Copy out the entries in full and with complete accuracy; pictures are excluded.

┌────────

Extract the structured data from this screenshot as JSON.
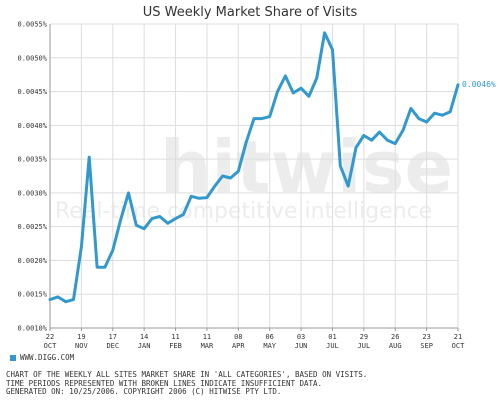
{
  "chart_data": {
    "type": "line",
    "title": "US Weekly Market Share of Visits",
    "ylim": [
      0.001,
      0.0055
    ],
    "yticks": [
      "0.0055%",
      "0.0050%",
      "0.0045%",
      "0.0040%",
      "0.0035%",
      "0.0030%",
      "0.0025%",
      "0.0020%",
      "0.0015%",
      "0.0010%"
    ],
    "yticks_values": [
      0.0055,
      0.005,
      0.0045,
      0.004,
      0.0035,
      0.003,
      0.0025,
      0.002,
      0.0015,
      0.001
    ],
    "xticks": [
      {
        "day": "22",
        "month": "OCT"
      },
      {
        "day": "19",
        "month": "NOV"
      },
      {
        "day": "17",
        "month": "DEC"
      },
      {
        "day": "14",
        "month": "JAN"
      },
      {
        "day": "11",
        "month": "FEB"
      },
      {
        "day": "11",
        "month": "MAR"
      },
      {
        "day": "08",
        "month": "APR"
      },
      {
        "day": "06",
        "month": "MAY"
      },
      {
        "day": "03",
        "month": "JUN"
      },
      {
        "day": "01",
        "month": "JUL"
      },
      {
        "day": "29",
        "month": "JUL"
      },
      {
        "day": "26",
        "month": "AUG"
      },
      {
        "day": "23",
        "month": "SEP"
      },
      {
        "day": "21",
        "month": "OCT"
      }
    ],
    "grid": true,
    "end_label": "0.0046%",
    "series": [
      {
        "name": "WWW.DIGG.COM",
        "color": "#3399cc",
        "values": [
          0.00142,
          0.00146,
          0.00139,
          0.00142,
          0.0022,
          0.00353,
          0.0019,
          0.0019,
          0.00215,
          0.0026,
          0.003,
          0.00252,
          0.00247,
          0.00262,
          0.00265,
          0.00255,
          0.00262,
          0.00268,
          0.00295,
          0.00292,
          0.00293,
          0.0031,
          0.00325,
          0.00322,
          0.00332,
          0.00375,
          0.0041,
          0.0041,
          0.00413,
          0.0045,
          0.00473,
          0.00448,
          0.00455,
          0.00443,
          0.0047,
          0.00537,
          0.00512,
          0.0034,
          0.0031,
          0.00367,
          0.00385,
          0.00378,
          0.0039,
          0.00378,
          0.00373,
          0.00393,
          0.00425,
          0.0041,
          0.00405,
          0.00418,
          0.00415,
          0.0042,
          0.0046
        ]
      }
    ]
  },
  "watermark": {
    "brand": "hitwise",
    "tagline": "Real-time competitive intelligence"
  },
  "legend": [
    {
      "label": "WWW.DIGG.COM",
      "color": "#3399cc"
    }
  ],
  "footer": {
    "line1": "CHART OF THE WEEKLY ALL SITES MARKET SHARE IN 'ALL CATEGORIES', BASED ON VISITS.",
    "line2": "TIME PERIODS REPRESENTED WITH BROKEN LINES INDICATE INSUFFICIENT DATA.",
    "line3": "GENERATED ON: 10/25/2006. COPYRIGHT 2006 (C) HITWISE PTY LTD."
  }
}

└────────

*Expected output*
Extract the structured data from this screenshot as JSON.
{
  "chart_data": {
    "type": "line",
    "title": "US Weekly Market Share of Visits",
    "ylim": [
      0.001,
      0.0055
    ],
    "yticks": [
      "0.0055%",
      "0.0050%",
      "0.0045%",
      "0.0040%",
      "0.0035%",
      "0.0030%",
      "0.0025%",
      "0.0020%",
      "0.0015%",
      "0.0010%"
    ],
    "yticks_values": [
      0.0055,
      0.005,
      0.0045,
      0.004,
      0.0035,
      0.003,
      0.0025,
      0.002,
      0.0015,
      0.001
    ],
    "xticks": [
      {
        "day": "22",
        "month": "OCT"
      },
      {
        "day": "19",
        "month": "NOV"
      },
      {
        "day": "17",
        "month": "DEC"
      },
      {
        "day": "14",
        "month": "JAN"
      },
      {
        "day": "11",
        "month": "FEB"
      },
      {
        "day": "11",
        "month": "MAR"
      },
      {
        "day": "08",
        "month": "APR"
      },
      {
        "day": "06",
        "month": "MAY"
      },
      {
        "day": "03",
        "month": "JUN"
      },
      {
        "day": "01",
        "month": "JUL"
      },
      {
        "day": "29",
        "month": "JUL"
      },
      {
        "day": "26",
        "month": "AUG"
      },
      {
        "day": "23",
        "month": "SEP"
      },
      {
        "day": "21",
        "month": "OCT"
      }
    ],
    "grid": true,
    "end_label": "0.0046%",
    "series": [
      {
        "name": "WWW.DIGG.COM",
        "color": "#3399cc",
        "values": [
          0.00142,
          0.00146,
          0.00139,
          0.00142,
          0.0022,
          0.00353,
          0.0019,
          0.0019,
          0.00215,
          0.0026,
          0.003,
          0.00252,
          0.00247,
          0.00262,
          0.00265,
          0.00255,
          0.00262,
          0.00268,
          0.00295,
          0.00292,
          0.00293,
          0.0031,
          0.00325,
          0.00322,
          0.00332,
          0.00375,
          0.0041,
          0.0041,
          0.00413,
          0.0045,
          0.00473,
          0.00448,
          0.00455,
          0.00443,
          0.0047,
          0.00537,
          0.00512,
          0.0034,
          0.0031,
          0.00367,
          0.00385,
          0.00378,
          0.0039,
          0.00378,
          0.00373,
          0.00393,
          0.00425,
          0.0041,
          0.00405,
          0.00418,
          0.00415,
          0.0042,
          0.0046
        ]
      }
    ]
  },
  "watermark": {
    "brand": "hitwise",
    "tagline": "Real-time competitive intelligence"
  },
  "legend": [
    {
      "label": "WWW.DIGG.COM",
      "color": "#3399cc"
    }
  ],
  "footer": {
    "line1": "CHART OF THE WEEKLY ALL SITES MARKET SHARE IN 'ALL CATEGORIES', BASED ON VISITS.",
    "line2": "TIME PERIODS REPRESENTED WITH BROKEN LINES INDICATE INSUFFICIENT DATA.",
    "line3": "GENERATED ON: 10/25/2006. COPYRIGHT 2006 (C) HITWISE PTY LTD."
  }
}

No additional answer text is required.